__Brief__
Isolate every line in the records below with "true" in it.
===== Record list
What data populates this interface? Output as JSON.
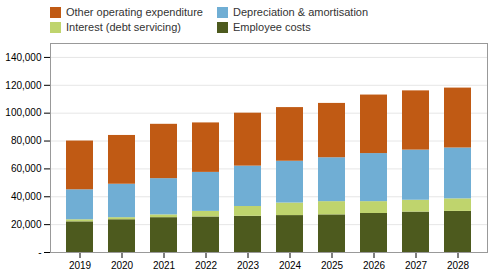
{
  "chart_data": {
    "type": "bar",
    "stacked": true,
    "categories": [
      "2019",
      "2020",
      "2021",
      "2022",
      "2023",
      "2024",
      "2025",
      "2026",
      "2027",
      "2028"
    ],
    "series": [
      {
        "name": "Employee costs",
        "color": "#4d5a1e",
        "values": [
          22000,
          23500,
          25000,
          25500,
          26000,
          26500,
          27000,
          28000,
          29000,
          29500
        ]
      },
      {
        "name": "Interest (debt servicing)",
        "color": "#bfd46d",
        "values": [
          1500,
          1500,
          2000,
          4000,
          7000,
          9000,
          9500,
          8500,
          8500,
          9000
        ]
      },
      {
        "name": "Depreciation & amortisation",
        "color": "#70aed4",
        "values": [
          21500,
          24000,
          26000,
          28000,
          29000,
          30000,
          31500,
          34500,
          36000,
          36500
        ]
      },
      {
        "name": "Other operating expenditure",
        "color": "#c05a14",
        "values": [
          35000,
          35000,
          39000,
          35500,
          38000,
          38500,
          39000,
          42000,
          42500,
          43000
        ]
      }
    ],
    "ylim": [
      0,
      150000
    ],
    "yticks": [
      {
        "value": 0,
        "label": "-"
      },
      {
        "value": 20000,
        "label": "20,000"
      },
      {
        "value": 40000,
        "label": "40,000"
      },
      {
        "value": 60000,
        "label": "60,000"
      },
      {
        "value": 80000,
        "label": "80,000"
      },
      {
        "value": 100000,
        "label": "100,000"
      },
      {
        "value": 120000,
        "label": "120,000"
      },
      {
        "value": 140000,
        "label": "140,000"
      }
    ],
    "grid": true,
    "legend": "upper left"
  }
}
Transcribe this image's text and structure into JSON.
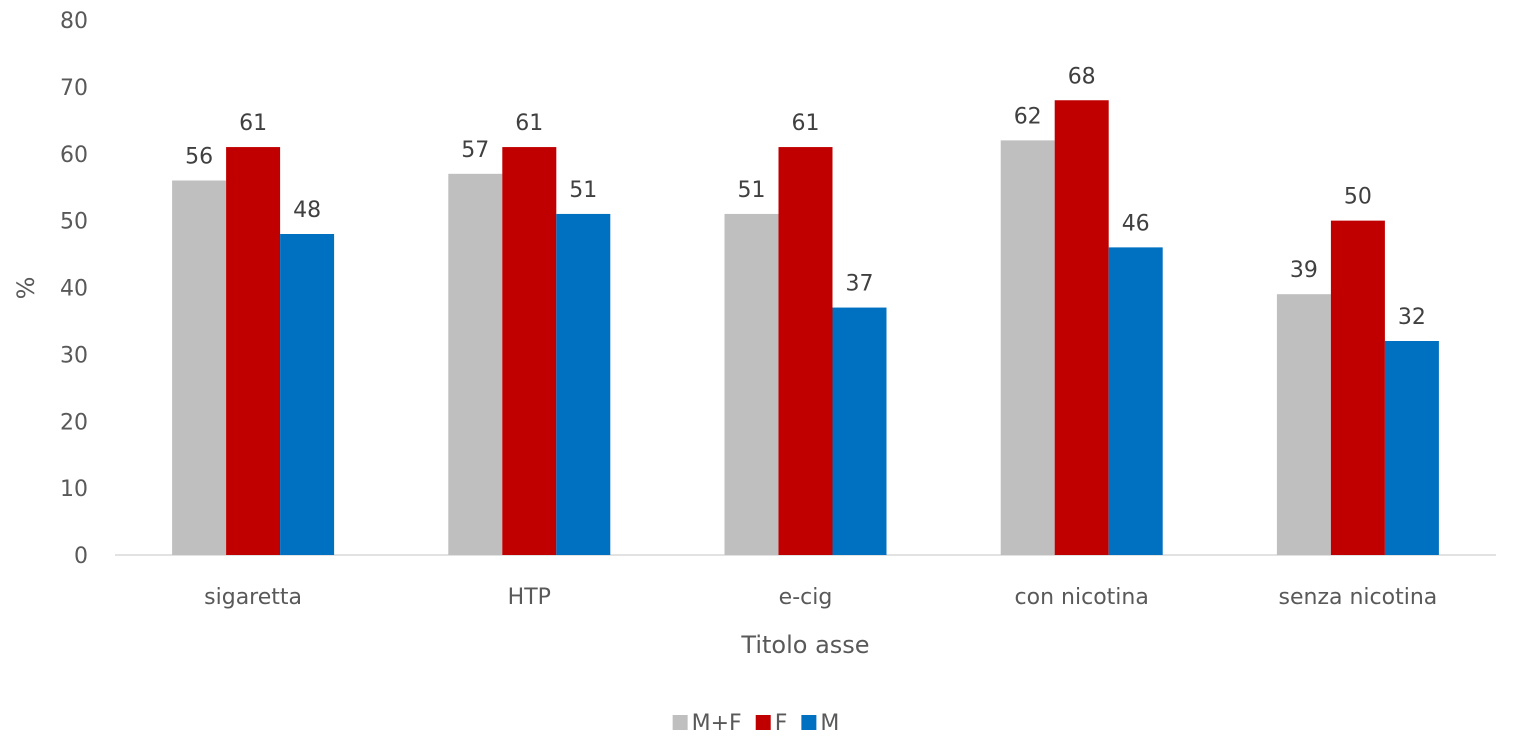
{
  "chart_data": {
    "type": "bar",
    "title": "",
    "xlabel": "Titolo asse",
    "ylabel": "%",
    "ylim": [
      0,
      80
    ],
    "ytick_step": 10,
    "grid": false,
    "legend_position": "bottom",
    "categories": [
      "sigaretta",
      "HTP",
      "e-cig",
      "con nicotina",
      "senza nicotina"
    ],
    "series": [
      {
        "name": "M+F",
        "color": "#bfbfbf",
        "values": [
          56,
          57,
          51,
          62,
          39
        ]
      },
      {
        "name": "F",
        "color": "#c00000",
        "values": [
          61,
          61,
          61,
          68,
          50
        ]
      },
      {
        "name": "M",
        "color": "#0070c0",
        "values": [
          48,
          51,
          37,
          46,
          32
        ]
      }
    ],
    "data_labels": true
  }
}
==========
__Task response__
    "stacked": true,
    "grid": true,
    "data_labels": true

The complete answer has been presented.